__Your goal__: Note each line where "Output" appears, and copy it.

[Items from a figure collection]
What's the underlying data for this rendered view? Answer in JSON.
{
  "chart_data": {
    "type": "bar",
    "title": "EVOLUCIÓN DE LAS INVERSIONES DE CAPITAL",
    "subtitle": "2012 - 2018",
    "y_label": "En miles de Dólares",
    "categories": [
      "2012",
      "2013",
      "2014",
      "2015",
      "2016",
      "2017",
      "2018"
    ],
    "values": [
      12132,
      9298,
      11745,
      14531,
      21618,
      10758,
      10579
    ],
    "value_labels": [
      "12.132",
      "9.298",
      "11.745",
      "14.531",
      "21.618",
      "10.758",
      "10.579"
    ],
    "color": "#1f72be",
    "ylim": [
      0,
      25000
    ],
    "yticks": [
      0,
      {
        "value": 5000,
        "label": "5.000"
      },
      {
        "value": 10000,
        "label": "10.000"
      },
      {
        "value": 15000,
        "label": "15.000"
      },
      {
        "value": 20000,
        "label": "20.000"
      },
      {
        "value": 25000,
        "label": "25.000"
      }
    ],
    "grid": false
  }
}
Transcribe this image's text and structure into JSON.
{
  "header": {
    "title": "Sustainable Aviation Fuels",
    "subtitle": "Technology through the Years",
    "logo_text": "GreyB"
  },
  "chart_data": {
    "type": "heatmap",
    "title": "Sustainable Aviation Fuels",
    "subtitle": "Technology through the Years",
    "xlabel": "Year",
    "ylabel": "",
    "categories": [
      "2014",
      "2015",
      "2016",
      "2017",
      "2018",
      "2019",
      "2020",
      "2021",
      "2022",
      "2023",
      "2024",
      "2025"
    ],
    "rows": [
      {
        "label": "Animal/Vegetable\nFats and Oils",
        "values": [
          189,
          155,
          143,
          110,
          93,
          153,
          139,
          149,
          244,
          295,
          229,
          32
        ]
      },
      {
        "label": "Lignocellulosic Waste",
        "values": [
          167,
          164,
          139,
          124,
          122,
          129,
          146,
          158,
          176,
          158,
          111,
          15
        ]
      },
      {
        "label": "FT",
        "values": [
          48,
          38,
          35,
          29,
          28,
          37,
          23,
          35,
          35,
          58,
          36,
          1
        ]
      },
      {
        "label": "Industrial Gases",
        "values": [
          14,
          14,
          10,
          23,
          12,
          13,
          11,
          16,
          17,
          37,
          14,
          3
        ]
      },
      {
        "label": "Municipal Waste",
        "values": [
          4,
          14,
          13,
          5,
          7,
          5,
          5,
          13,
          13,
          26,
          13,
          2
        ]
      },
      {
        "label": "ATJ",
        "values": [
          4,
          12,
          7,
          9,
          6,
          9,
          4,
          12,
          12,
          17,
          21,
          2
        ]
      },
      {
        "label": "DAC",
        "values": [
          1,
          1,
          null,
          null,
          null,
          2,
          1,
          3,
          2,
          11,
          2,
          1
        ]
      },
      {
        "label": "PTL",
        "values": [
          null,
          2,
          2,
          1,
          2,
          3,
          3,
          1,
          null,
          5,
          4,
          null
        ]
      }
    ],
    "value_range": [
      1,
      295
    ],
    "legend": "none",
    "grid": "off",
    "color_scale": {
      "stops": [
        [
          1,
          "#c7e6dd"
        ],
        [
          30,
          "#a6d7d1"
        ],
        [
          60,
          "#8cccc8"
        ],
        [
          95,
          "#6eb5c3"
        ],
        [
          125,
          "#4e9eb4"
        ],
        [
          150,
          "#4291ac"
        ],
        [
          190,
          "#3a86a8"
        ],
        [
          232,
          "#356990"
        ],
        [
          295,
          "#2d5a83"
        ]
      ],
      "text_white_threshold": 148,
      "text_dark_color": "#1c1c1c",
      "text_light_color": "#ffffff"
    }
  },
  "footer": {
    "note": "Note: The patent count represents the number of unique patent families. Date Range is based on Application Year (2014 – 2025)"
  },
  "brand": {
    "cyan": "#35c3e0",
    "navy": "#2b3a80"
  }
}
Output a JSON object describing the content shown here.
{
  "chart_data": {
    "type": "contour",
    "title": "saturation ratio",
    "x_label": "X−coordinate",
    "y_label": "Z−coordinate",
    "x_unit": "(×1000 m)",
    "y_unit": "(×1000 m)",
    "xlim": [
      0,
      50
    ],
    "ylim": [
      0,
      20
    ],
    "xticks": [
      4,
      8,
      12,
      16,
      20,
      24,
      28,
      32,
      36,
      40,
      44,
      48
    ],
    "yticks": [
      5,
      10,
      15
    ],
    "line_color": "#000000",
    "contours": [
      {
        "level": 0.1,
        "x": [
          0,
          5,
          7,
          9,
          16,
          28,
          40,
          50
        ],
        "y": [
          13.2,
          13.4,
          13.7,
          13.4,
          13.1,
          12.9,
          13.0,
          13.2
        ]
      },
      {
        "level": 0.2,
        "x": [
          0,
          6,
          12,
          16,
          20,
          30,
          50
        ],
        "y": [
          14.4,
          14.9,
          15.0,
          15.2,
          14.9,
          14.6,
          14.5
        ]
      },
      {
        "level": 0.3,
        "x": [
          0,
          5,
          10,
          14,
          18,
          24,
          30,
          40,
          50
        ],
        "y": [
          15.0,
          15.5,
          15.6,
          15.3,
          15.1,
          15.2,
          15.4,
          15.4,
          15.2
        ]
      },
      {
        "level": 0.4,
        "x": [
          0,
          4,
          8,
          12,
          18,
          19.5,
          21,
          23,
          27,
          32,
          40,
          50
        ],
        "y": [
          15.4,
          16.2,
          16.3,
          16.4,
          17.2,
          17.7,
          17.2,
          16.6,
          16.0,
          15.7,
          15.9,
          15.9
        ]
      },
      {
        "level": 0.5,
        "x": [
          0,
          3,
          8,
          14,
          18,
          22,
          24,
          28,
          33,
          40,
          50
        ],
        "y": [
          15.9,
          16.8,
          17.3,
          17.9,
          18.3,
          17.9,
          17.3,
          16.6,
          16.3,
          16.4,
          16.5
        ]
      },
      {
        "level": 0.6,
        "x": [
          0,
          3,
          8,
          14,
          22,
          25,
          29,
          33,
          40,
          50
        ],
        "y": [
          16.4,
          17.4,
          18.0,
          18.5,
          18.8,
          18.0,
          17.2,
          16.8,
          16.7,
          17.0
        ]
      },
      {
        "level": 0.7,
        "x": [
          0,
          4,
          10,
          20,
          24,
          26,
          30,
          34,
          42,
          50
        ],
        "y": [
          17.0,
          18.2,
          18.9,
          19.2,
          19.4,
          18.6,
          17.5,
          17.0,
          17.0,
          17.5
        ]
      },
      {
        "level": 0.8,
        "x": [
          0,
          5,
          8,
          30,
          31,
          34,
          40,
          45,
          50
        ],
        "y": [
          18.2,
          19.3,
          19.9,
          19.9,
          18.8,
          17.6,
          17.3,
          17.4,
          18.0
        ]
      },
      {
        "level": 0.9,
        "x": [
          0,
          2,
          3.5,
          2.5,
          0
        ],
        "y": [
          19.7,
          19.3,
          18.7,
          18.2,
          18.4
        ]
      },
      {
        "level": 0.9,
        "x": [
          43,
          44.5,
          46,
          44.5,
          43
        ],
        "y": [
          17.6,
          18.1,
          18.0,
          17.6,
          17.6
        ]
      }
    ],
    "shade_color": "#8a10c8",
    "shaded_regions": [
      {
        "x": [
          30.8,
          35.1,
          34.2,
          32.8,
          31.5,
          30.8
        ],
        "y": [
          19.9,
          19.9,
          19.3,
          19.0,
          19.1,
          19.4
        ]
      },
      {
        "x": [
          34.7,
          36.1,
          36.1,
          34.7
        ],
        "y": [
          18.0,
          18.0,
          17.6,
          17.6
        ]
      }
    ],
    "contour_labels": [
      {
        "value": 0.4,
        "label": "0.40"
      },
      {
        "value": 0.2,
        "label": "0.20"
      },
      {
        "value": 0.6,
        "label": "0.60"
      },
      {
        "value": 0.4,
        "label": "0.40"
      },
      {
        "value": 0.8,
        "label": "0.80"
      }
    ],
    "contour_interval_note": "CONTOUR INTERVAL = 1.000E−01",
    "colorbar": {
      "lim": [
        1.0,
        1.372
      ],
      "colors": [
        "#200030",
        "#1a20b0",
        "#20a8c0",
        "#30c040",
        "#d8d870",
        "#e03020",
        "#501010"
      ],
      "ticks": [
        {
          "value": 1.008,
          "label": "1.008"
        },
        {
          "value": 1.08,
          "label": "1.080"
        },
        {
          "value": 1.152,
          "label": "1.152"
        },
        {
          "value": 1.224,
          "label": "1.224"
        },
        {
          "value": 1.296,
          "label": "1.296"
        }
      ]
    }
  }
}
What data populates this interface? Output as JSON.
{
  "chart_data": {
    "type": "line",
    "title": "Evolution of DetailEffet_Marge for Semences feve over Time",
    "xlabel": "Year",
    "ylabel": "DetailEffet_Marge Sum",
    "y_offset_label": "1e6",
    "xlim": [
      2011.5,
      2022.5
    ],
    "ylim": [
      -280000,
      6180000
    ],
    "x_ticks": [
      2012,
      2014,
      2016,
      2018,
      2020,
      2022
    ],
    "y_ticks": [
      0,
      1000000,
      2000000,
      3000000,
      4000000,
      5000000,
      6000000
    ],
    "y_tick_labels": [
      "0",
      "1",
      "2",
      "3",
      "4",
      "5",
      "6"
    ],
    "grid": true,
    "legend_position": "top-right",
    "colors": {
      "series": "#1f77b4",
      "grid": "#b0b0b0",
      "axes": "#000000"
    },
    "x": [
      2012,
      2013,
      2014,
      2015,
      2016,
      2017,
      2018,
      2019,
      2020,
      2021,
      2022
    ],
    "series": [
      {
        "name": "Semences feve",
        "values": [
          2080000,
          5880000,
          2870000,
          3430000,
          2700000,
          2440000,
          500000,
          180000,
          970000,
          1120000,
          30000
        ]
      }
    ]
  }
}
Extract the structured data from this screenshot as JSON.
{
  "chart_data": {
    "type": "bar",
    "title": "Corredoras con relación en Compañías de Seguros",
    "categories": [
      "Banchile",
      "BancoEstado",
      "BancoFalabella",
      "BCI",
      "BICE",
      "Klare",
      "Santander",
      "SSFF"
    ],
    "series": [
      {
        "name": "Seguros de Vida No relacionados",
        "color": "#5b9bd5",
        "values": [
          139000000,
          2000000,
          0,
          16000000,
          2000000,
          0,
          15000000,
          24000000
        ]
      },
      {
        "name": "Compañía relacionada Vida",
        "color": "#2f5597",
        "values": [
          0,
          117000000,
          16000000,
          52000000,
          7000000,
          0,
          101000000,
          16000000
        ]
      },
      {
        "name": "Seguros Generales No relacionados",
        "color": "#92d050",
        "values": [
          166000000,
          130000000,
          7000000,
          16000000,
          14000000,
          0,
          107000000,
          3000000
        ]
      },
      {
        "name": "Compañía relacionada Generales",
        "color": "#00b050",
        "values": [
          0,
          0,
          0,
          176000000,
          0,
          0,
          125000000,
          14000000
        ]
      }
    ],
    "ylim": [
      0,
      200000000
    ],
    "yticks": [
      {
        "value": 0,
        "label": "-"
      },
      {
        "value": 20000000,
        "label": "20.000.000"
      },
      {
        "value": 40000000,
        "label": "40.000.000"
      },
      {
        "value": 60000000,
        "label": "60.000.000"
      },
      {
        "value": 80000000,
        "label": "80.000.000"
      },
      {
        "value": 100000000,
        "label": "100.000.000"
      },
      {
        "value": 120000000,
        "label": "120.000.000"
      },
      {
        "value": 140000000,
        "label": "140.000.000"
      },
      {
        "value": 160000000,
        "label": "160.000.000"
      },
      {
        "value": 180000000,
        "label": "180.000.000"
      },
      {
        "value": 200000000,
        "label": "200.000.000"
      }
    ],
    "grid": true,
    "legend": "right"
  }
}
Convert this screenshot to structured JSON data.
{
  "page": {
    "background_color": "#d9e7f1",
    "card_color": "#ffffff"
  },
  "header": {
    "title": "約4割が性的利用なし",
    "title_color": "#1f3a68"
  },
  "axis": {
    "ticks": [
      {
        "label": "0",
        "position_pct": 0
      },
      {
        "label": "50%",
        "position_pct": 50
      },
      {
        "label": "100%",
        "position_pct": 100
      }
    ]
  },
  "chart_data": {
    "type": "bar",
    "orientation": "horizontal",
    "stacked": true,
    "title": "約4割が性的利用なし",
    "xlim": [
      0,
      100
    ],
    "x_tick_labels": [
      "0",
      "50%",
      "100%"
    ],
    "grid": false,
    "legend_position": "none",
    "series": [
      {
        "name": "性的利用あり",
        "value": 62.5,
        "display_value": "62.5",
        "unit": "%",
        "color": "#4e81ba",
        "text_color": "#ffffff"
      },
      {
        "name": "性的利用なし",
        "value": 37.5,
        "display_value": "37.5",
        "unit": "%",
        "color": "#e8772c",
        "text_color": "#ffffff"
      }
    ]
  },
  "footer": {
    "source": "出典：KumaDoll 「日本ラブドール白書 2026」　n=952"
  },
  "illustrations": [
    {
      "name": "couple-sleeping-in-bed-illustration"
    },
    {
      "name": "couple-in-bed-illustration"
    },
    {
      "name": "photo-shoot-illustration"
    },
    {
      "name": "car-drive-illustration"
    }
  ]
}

__Final result__:
Output a JSON object describing the content shown here.
What data populates this interface? Output as JSON.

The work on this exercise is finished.